**Short problem**:
Copy each line below in which the string "text" occurs.
************
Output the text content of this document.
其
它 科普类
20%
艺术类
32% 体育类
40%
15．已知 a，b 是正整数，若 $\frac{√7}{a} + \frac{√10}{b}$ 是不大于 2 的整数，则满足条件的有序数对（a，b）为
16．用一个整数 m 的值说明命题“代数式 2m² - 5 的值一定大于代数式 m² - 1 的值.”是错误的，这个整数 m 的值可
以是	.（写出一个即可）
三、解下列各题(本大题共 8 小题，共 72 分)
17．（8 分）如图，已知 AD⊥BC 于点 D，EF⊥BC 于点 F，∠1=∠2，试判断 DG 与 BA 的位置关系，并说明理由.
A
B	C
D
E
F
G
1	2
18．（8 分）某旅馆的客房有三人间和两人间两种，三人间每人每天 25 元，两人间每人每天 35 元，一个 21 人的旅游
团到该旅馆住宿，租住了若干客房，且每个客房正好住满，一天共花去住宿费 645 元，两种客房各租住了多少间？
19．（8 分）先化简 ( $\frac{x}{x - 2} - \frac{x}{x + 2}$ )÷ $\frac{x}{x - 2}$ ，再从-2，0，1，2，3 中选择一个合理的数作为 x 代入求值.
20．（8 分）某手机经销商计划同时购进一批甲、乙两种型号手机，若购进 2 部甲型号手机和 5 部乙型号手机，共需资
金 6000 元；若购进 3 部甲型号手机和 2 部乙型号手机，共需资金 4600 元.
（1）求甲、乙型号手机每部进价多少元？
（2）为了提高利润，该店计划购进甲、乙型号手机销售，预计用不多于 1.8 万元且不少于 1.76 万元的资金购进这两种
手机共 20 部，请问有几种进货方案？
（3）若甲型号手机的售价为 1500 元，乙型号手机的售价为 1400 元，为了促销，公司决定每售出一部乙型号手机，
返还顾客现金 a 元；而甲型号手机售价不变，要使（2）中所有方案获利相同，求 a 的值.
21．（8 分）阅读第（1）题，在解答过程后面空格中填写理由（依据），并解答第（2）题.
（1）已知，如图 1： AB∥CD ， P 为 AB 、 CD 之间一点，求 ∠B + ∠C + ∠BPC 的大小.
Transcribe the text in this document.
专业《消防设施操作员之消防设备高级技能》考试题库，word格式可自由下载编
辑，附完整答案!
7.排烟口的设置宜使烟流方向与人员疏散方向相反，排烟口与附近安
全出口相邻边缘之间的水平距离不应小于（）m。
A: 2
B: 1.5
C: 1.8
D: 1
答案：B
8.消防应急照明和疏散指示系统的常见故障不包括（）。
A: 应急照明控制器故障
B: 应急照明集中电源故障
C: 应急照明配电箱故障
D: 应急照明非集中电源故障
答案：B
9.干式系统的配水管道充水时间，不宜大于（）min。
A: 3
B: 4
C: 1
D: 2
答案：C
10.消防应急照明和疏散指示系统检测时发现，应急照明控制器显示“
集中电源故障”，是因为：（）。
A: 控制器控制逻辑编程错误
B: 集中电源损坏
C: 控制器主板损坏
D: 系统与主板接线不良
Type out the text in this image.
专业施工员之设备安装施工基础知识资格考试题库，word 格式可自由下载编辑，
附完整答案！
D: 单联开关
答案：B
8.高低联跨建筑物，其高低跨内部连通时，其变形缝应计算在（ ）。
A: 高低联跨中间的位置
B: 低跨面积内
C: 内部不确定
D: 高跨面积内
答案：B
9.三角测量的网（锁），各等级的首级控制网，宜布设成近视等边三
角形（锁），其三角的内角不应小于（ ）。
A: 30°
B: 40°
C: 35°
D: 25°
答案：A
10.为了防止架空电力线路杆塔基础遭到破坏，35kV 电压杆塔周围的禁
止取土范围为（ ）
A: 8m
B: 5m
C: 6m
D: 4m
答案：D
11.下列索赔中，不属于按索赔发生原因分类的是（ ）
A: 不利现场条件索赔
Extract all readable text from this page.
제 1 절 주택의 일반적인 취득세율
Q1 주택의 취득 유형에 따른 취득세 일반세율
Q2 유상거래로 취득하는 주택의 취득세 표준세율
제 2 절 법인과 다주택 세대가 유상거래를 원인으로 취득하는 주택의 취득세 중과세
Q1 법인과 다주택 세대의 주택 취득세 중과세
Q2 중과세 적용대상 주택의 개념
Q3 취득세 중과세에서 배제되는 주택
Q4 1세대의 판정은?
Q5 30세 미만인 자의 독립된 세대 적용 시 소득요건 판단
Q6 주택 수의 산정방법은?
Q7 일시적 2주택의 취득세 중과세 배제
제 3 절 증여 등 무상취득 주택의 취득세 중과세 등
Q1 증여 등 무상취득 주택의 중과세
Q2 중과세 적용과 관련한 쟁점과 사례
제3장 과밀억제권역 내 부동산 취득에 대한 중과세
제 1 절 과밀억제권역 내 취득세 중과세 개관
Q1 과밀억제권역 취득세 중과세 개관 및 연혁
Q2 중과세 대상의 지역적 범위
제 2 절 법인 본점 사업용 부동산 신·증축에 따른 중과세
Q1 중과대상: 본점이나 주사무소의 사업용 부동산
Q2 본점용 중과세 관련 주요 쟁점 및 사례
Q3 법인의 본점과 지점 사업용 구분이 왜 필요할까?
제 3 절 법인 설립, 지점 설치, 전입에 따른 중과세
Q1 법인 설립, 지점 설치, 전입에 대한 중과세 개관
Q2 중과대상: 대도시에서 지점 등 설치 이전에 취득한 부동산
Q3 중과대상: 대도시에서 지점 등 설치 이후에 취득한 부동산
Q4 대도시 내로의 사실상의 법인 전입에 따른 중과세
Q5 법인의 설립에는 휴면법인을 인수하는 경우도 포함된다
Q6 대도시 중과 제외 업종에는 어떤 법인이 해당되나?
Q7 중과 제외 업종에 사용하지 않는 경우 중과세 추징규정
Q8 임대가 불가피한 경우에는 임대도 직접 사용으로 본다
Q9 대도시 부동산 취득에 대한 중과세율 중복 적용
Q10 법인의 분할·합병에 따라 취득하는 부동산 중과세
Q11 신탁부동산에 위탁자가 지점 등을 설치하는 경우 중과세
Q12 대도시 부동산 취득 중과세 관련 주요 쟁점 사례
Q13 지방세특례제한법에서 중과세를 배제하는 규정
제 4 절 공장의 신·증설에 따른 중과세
************
**Response to this exercise**:
Output the text content of this document.
Transcribe the text in this document.
Type out the text in this image.
Extract all readable text from this page.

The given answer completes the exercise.